Recorded data:

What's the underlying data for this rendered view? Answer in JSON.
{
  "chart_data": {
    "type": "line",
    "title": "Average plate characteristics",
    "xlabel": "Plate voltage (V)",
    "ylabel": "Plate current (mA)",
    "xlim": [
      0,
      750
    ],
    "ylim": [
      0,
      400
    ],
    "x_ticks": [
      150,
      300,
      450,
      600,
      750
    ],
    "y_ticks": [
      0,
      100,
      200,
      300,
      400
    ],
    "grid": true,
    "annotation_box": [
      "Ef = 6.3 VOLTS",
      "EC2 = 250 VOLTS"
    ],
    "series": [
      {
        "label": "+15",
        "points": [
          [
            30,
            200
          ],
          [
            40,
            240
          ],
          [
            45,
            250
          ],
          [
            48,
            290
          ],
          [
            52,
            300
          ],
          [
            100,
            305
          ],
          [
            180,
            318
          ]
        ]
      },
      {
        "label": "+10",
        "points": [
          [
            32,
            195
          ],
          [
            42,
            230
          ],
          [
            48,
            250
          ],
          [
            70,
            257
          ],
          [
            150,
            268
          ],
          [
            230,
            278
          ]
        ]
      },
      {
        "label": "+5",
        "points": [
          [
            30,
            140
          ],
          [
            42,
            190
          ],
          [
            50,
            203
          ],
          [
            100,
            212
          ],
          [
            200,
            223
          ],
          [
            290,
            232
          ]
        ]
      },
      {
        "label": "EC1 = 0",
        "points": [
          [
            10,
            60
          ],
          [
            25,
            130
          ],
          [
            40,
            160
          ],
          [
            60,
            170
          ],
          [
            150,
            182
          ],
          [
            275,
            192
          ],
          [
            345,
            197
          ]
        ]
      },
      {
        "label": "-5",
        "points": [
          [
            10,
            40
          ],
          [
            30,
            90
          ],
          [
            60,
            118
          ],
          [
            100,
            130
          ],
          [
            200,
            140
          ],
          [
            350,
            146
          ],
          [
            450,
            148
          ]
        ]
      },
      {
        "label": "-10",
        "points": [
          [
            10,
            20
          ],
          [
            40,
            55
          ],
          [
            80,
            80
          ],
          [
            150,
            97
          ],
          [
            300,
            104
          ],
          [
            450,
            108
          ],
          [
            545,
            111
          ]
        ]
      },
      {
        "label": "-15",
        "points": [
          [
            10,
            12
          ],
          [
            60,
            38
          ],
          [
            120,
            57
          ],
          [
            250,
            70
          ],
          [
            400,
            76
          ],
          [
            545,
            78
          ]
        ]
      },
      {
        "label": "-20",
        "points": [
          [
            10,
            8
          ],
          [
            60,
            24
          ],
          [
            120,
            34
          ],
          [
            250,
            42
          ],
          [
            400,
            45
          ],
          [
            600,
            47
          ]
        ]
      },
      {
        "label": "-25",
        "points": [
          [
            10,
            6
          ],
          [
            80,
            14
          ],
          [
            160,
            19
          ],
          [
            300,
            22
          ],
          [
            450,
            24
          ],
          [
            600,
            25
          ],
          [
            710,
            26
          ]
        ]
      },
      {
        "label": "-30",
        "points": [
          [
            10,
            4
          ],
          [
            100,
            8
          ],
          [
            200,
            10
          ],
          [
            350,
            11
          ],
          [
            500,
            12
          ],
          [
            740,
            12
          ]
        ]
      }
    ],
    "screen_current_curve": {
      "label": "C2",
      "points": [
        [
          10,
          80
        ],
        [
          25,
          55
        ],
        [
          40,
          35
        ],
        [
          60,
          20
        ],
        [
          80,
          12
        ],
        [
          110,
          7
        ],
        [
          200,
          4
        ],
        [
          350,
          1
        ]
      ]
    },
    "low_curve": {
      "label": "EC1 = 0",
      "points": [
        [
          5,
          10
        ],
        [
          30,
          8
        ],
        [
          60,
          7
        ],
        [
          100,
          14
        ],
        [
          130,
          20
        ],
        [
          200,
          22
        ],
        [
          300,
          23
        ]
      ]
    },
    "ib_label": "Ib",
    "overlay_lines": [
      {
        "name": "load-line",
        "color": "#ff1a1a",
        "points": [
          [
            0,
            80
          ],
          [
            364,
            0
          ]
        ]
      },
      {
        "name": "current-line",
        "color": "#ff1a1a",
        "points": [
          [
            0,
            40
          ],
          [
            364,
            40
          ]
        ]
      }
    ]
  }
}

Set problem: Set down every line of the listing above again, exactly as given.

Solution:
What's the underlying data for this rendered view? Answer in JSON.
{
  "chart_data": {
    "type": "line",
    "title": "Average plate characteristics",
    "xlabel": "Plate voltage (V)",
    "ylabel": "Plate current (mA)",
    "xlim": [
      0,
      750
    ],
    "ylim": [
      0,
      400
    ],
    "x_ticks": [
      150,
      300,
      450,
      600,
      750
    ],
    "y_ticks": [
      0,
      100,
      200,
      300,
      400
    ],
    "grid": true,
    "annotation_box": [
      "Ef = 6.3 VOLTS",
      "EC2 = 250 VOLTS"
    ],
    "series": [
      {
        "label": "+15",
        "points": [
          [
            30,
            200
          ],
          [
            40,
            240
          ],
          [
            45,
            250
          ],
          [
            48,
            290
          ],
          [
            52,
            300
          ],
          [
            100,
            305
          ],
          [
            180,
            318
          ]
        ]
      },
      {
        "label": "+10",
        "points": [
          [
            32,
            195
          ],
          [
            42,
            230
          ],
          [
            48,
            250
          ],
          [
            70,
            257
          ],
          [
            150,
            268
          ],
          [
            230,
            278
          ]
        ]
      },
      {
        "label": "+5",
        "points": [
          [
            30,
            140
          ],
          [
            42,
            190
          ],
          [
            50,
            203
          ],
          [
            100,
            212
          ],
          [
            200,
            223
          ],
          [
            290,
            232
          ]
        ]
      },
      {
        "label": "EC1 = 0",
        "points": [
          [
            10,
            60
          ],
          [
            25,
            130
          ],
          [
            40,
            160
          ],
          [
            60,
            170
          ],
          [
            150,
            182
          ],
          [
            275,
            192
          ],
          [
            345,
            197
          ]
        ]
      },
      {
        "label": "-5",
        "points": [
          [
            10,
            40
          ],
          [
            30,
            90
          ],
          [
            60,
            118
          ],
          [
            100,
            130
          ],
          [
            200,
            140
          ],
          [
            350,
            146
          ],
          [
            450,
            148
          ]
        ]
      },
      {
        "label": "-10",
        "points": [
          [
            10,
            20
          ],
          [
            40,
            55
          ],
          [
            80,
            80
          ],
          [
            150,
            97
          ],
          [
            300,
            104
          ],
          [
            450,
            108
          ],
          [
            545,
            111
          ]
        ]
      },
      {
        "label": "-15",
        "points": [
          [
            10,
            12
          ],
          [
            60,
            38
          ],
          [
            120,
            57
          ],
          [
            250,
            70
          ],
          [
            400,
            76
          ],
          [
            545,
            78
          ]
        ]
      },
      {
        "label": "-20",
        "points": [
          [
            10,
            8
          ],
          [
            60,
            24
          ],
          [
            120,
            34
          ],
          [
            250,
            42
          ],
          [
            400,
            45
          ],
          [
            600,
            47
          ]
        ]
      },
      {
        "label": "-25",
        "points": [
          [
            10,
            6
          ],
          [
            80,
            14
          ],
          [
            160,
            19
          ],
          [
            300,
            22
          ],
          [
            450,
            24
          ],
          [
            600,
            25
          ],
          [
            710,
            26
          ]
        ]
      },
      {
        "label": "-30",
        "points": [
          [
            10,
            4
          ],
          [
            100,
            8
          ],
          [
            200,
            10
          ],
          [
            350,
            11
          ],
          [
            500,
            12
          ],
          [
            740,
            12
          ]
        ]
      }
    ],
    "screen_current_curve": {
      "label": "C2",
      "points": [
        [
          10,
          80
        ],
        [
          25,
          55
        ],
        [
          40,
          35
        ],
        [
          60,
          20
        ],
        [
          80,
          12
        ],
        [
          110,
          7
        ],
        [
          200,
          4
        ],
        [
          350,
          1
        ]
      ]
    },
    "low_curve": {
      "label": "EC1 = 0",
      "points": [
        [
          5,
          10
        ],
        [
          30,
          8
        ],
        [
          60,
          7
        ],
        [
          100,
          14
        ],
        [
          130,
          20
        ],
        [
          200,
          22
        ],
        [
          300,
          23
        ]
      ]
    },
    "ib_label": "Ib",
    "overlay_lines": [
      {
        "name": "load-line",
        "color": "#ff1a1a",
        "points": [
          [
            0,
            80
          ],
          [
            364,
            0
          ]
        ]
      },
      {
        "name": "current-line",
        "color": "#ff1a1a",
        "points": [
          [
            0,
            40
          ],
          [
            364,
            40
          ]
        ]
      }
    ]
  }
}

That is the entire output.